Seitentext
+ + +

Gewitterarmer Saisonstart
Der Grund für solche lokale, aber sehr heftige Unwetter ist laut Klimaforschern der Klimawandel – auch wenn es heuer bisher ungewöhnlich wenige Gewitter gab. Bis Anfang Juni registrierte das Österreichische Blitzortungssystem ALDIS nur etwa 7.000 Blitzeinschläge in Österreich. Im Jahr 2018 gab es zum Vergleich im selben Zeitraum etwa 52.000 Blitzeinschläge. Eine Untersuchung der Zentralanstalt für Meteorologie und Geodynamik (ZAMG) zeigt jedoch eine Zunahme des Unwetterrisikos. Und die Unwetter werden stärker.
Durch die wärmere Luft könnten Wolken etwa mehr Wasserdampf aufnehmen, sagt ZAMG-Experte Georg Pistotnik – mit jedem weiteren Grad um sieben Prozent – wodurch die Niederschläge intensiver werden. Die Kondensation von Wasserdampf setzt zudem große Energiemengen frei, die den Auftrieb in Gewitterwolken verstärken. Und durch die abnehmenden Temperaturunterschiede zwischen Äquator und Nordpol schwächen sich die Winde in der Atmosphäre ab, die Gewitterwolken ziehen also nicht so schnell weiter.
Gewitterrisiko steigt
Um langfristige Änderungen in der Zahl von Gewittern und Unwettern zu analysieren, werden in einem derzeit an der ZAMG laufenden Projekt die Wetterlagen der letzten Jahrzehnte in Europa analysiert. Ein erstes Ergebnis: In den 1980er und 1990er Jahren blieb die Zahl der Wetterlagen mit Unwetterpotenzial in Europa noch relativ ähnlich. Seit den 2000er Jahren zeigt sich in Österreich eine Zunahme des Gewitterpotenzials von etwa 20 Prozent – wobei nicht jede gewitteranfällige Wetterlage auch tatsächlich Gewitter auslöst.

+ + +

Einträge eines Datensatzes
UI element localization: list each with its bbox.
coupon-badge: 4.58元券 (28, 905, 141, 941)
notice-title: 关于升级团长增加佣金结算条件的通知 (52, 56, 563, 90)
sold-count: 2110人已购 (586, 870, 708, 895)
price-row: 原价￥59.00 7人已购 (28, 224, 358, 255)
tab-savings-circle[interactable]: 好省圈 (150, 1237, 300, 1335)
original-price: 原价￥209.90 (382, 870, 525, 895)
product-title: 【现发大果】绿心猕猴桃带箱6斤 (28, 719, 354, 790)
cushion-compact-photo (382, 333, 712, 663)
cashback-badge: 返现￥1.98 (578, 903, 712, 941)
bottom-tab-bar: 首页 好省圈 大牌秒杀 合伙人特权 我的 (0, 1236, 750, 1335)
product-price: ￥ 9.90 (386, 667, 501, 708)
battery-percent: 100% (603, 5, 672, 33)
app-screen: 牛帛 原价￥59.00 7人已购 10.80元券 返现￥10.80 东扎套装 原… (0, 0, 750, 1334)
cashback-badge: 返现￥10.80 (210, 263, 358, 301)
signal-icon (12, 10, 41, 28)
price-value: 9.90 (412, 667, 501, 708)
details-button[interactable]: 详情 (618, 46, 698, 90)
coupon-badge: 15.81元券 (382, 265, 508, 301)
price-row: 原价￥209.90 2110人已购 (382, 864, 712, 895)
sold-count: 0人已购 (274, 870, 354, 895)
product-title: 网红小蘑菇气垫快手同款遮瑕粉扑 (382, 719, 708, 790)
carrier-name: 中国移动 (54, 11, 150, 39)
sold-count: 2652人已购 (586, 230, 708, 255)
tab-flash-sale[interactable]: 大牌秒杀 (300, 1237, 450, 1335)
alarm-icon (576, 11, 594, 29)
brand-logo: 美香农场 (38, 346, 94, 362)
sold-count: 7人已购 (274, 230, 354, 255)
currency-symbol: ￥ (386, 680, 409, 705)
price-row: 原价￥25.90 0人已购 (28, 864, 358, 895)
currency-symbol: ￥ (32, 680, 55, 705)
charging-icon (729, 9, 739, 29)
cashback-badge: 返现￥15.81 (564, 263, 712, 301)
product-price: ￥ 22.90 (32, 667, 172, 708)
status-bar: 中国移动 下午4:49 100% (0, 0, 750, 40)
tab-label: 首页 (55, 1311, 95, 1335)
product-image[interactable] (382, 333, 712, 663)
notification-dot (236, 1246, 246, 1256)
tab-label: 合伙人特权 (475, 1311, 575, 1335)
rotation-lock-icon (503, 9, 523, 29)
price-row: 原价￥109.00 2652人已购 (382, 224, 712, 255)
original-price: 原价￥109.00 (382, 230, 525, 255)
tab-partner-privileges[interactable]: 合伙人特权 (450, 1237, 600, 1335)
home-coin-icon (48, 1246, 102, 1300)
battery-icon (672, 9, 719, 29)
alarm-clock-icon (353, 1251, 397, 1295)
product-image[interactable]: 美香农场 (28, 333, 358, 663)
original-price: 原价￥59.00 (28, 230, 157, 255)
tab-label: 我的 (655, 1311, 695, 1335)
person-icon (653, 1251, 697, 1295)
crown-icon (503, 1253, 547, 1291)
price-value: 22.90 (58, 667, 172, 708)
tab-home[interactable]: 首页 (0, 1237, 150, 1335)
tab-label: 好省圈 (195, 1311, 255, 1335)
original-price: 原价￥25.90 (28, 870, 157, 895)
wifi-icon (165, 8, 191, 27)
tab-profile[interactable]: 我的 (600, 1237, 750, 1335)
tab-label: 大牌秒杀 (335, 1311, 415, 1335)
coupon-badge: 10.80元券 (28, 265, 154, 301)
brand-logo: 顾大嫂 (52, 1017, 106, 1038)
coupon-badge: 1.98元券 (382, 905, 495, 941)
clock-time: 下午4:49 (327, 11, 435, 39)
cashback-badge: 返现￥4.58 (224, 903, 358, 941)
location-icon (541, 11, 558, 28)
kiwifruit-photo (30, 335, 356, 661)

+ + +

Aufgabenstellung
(A) Erklären Sie in ein bis drei Sätzen anhand des Textes zu Gewittern und Klimawandel, warum Gewitterwolken laut Georg Pistotnik nicht mehr so schnell weiterziehen.
(B) Führen Sie den Text zu Gewittern und Klimawandel im Anschluss an seinen letzten Satz fort.
Die Einträge spielen hierfür keine Rolle.

Lösungen
(A) Die Temperaturunterschiede zwischen Äquator und Nordpol nehmen ab. Dadurch schwächen sich die Winde in der Atmosphäre ab, und die Gewitterwolken ziehen langsamer weiter.

(B)
Der Klimaexperte stellte jedoch fest, dass die Feuchtigkeit aus dem Boden bei der Gewitterbildung eine erhebliche Rolle spielt: „Sind die Böden bereits feucht, steigt die Neigung zur Bildung von Regenschauern und Gewittern. Gerade bei Wetterlagen mit geringen Luftdruckgegensätzen reagieren Sommergewitter sehr deutlich auf die lokale Verdunstung.“ Solange dieses Muster nicht durch eine andere Wetterlage nachhaltig unterbrochen werde, könnten sich feuchte Wetterphasen – genauso wie trockene bei wenig Niederschlag – selbst verstärken und verlängern, sagt Klimaforscher Pistotnik.
Bodenversiegelung erhöht Schäden
Laut Pistotnik muss aber zwischen dem meteorologischen Risiko und den Auswirkungen und Schäden unterschieden werden: „Denn die zunehmende Versiegelung von Flächen und die Verdichtung des Bodens in landwirtschaftlichen Nutzflächen erhöhen den Anteil des Wassers, der sofort oberflächlich abfließt.“ Und die öffentliche Wahrnehmung derartiger Ereignisse sei höher als früher, sagt der Klimaforscher, „da mittels Smartphone binnen Sekunden Fotos und Videos in Sozialen Netzwerken geteilt und von den Medien aufgegriffen werden.“
In den nächsten Tagen erwarten Meteorologen jedenfalls eine flache Druckverteilung mit warmer, schwüler Luft aus dem Osten. Diese Großwetterlage sei prädestiniert für Gewitter und dürfte für zumindest eine Woche anhalten. Dabei steigt auch die Gefahr von Überflutungen und Murenabgängen, vor allem in Regionen, die bereits von Gewittern betroffen waren: Einerseits kann der Boden weniger Wasser aufnehmen, andererseits fördert verdunstendes Wasser die neuerliche Bildung von Wolken und Regen.